• **DIRECTION**: Print every record below exactly as written.

• **Data records**:

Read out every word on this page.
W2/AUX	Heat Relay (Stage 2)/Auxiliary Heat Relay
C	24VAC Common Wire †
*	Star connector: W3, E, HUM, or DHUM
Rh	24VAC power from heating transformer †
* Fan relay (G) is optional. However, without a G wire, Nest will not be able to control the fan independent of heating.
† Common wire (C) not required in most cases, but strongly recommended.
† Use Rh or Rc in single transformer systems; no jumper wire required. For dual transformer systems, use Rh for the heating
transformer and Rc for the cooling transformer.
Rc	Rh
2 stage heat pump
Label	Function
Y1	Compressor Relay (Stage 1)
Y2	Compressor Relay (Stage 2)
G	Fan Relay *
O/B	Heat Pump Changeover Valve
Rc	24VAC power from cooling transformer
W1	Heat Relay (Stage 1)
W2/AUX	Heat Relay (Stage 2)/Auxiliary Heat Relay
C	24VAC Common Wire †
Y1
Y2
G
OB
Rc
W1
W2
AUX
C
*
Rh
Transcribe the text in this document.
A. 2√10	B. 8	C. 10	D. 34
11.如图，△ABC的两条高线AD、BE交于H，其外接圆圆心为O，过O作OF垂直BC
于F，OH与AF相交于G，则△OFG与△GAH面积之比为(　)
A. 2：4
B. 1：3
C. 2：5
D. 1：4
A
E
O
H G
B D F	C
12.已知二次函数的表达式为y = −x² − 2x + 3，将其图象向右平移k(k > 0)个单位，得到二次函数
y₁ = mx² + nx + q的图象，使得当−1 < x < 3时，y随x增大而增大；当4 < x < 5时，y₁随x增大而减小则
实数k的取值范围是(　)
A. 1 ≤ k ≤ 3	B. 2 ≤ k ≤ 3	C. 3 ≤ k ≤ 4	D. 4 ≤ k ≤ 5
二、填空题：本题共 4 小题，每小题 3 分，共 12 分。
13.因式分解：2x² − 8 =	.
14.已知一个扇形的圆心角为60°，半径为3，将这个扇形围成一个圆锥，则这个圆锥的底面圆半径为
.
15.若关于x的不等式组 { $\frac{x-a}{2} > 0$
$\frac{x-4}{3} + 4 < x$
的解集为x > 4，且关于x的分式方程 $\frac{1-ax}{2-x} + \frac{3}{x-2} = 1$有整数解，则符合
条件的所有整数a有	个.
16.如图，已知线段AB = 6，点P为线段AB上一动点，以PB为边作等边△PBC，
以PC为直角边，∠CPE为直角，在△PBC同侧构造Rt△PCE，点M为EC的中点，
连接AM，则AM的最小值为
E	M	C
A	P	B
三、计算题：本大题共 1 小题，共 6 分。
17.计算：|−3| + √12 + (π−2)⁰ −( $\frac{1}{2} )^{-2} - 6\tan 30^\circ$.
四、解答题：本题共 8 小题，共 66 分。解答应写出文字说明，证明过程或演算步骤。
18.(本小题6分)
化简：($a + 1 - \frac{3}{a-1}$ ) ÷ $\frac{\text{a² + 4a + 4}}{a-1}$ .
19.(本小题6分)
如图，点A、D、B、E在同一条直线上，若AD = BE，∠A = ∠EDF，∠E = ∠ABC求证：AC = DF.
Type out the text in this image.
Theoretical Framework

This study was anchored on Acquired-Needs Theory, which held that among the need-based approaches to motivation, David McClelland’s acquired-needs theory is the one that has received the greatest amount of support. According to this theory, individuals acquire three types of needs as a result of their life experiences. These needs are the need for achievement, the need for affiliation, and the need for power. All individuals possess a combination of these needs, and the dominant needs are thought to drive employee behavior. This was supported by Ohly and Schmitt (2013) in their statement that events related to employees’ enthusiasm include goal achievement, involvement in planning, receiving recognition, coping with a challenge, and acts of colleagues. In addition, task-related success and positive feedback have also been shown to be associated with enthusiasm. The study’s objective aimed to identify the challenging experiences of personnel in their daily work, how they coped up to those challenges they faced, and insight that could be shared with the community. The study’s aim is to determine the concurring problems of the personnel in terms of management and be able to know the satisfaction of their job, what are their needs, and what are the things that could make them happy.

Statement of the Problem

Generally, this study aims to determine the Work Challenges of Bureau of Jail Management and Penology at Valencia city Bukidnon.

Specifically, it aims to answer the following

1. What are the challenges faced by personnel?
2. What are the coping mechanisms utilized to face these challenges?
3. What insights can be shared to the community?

• **SOLUTION BELOW**:
Read out every word on this page.
W2/AUX	Heat Relay (Stage 2)/Auxiliary Heat Relay
C	24VAC Common Wire †
*	Star connector: W3, E, HUM, or DHUM
Rh	24VAC power from heating transformer †
* Fan relay (G) is optional. However, without a G wire, Nest will not be able to control the fan independent of heating.
† Common wire (C) not required in most cases, but strongly recommended.
† Use Rh or Rc in single transformer systems; no jumper wire required. For dual transformer systems, use Rh for the heating
transformer and Rc for the cooling transformer.
Rc	Rh
2 stage heat pump
Label	Function
Y1	Compressor Relay (Stage 1)
Y2	Compressor Relay (Stage 2)
G	Fan Relay *
O/B	Heat Pump Changeover Valve
Rc	24VAC power from cooling transformer
W1	Heat Relay (Stage 1)
W2/AUX	Heat Relay (Stage 2)/Auxiliary Heat Relay
C	24VAC Common Wire †
Y1
Y2
G
OB
Rc
W1
W2
AUX
C
*
Rh
Transcribe the text in this document.
A. 2√10	B. 8	C. 10	D. 34
11.如图，△ABC的两条高线AD、BE交于H，其外接圆圆心为O，过O作OF垂直BC
于F，OH与AF相交于G，则△OFG与△GAH面积之比为(　)
A. 2：4
B. 1：3
C. 2：5
D. 1：4
A
E
O
H G
B D F	C
12.已知二次函数的表达式为y = −x² − 2x + 3，将其图象向右平移k(k > 0)个单位，得到二次函数
y₁ = mx² + nx + q的图象，使得当−1 < x < 3时，y随x增大而增大；当4 < x < 5时，y₁随x增大而减小则
实数k的取值范围是(　)
A. 1 ≤ k ≤ 3	B. 2 ≤ k ≤ 3	C. 3 ≤ k ≤ 4	D. 4 ≤ k ≤ 5
二、填空题：本题共 4 小题，每小题 3 分，共 12 分。
13.因式分解：2x² − 8 =	.
14.已知一个扇形的圆心角为60°，半径为3，将这个扇形围成一个圆锥，则这个圆锥的底面圆半径为
.
15.若关于x的不等式组 { $\frac{x-a}{2} > 0$
$\frac{x-4}{3} + 4 < x$
的解集为x > 4，且关于x的分式方程 $\frac{1-ax}{2-x} + \frac{3}{x-2} = 1$有整数解，则符合
条件的所有整数a有	个.
16.如图，已知线段AB = 6，点P为线段AB上一动点，以PB为边作等边△PBC，
以PC为直角边，∠CPE为直角，在△PBC同侧构造Rt△PCE，点M为EC的中点，
连接AM，则AM的最小值为
E	M	C
A	P	B
三、计算题：本大题共 1 小题，共 6 分。
17.计算：|−3| + √12 + (π−2)⁰ −( $\frac{1}{2} )^{-2} - 6\tan 30^\circ$.
四、解答题：本题共 8 小题，共 66 分。解答应写出文字说明，证明过程或演算步骤。
18.(本小题6分)
化简：($a + 1 - \frac{3}{a-1}$ ) ÷ $\frac{\text{a² + 4a + 4}}{a-1}$ .
19.(本小题6分)
如图，点A、D、B、E在同一条直线上，若AD = BE，∠A = ∠EDF，∠E = ∠ABC求证：AC = DF.
Type out the text in this image.
Theoretical Framework

This study was anchored on Acquired-Needs Theory, which held that among the need-based approaches to motivation, David McClelland’s acquired-needs theory is the one that has received the greatest amount of support. According to this theory, individuals acquire three types of needs as a result of their life experiences. These needs are the need for achievement, the need for affiliation, and the need for power. All individuals possess a combination of these needs, and the dominant needs are thought to drive employee behavior. This was supported by Ohly and Schmitt (2013) in their statement that events related to employees’ enthusiasm include goal achievement, involvement in planning, receiving recognition, coping with a challenge, and acts of colleagues. In addition, task-related success and positive feedback have also been shown to be associated with enthusiasm. The study’s objective aimed to identify the challenging experiences of personnel in their daily work, how they coped up to those challenges they faced, and insight that could be shared with the community. The study’s aim is to determine the concurring problems of the personnel in terms of management and be able to know the satisfaction of their job, what are their needs, and what are the things that could make them happy.

Statement of the Problem

Generally, this study aims to determine the Work Challenges of Bureau of Jail Management and Penology at Valencia city Bukidnon.

Specifically, it aims to answer the following

1. What are the challenges faced by personnel?
2. What are the coping mechanisms utilized to face these challenges?
3. What insights can be shared to the community?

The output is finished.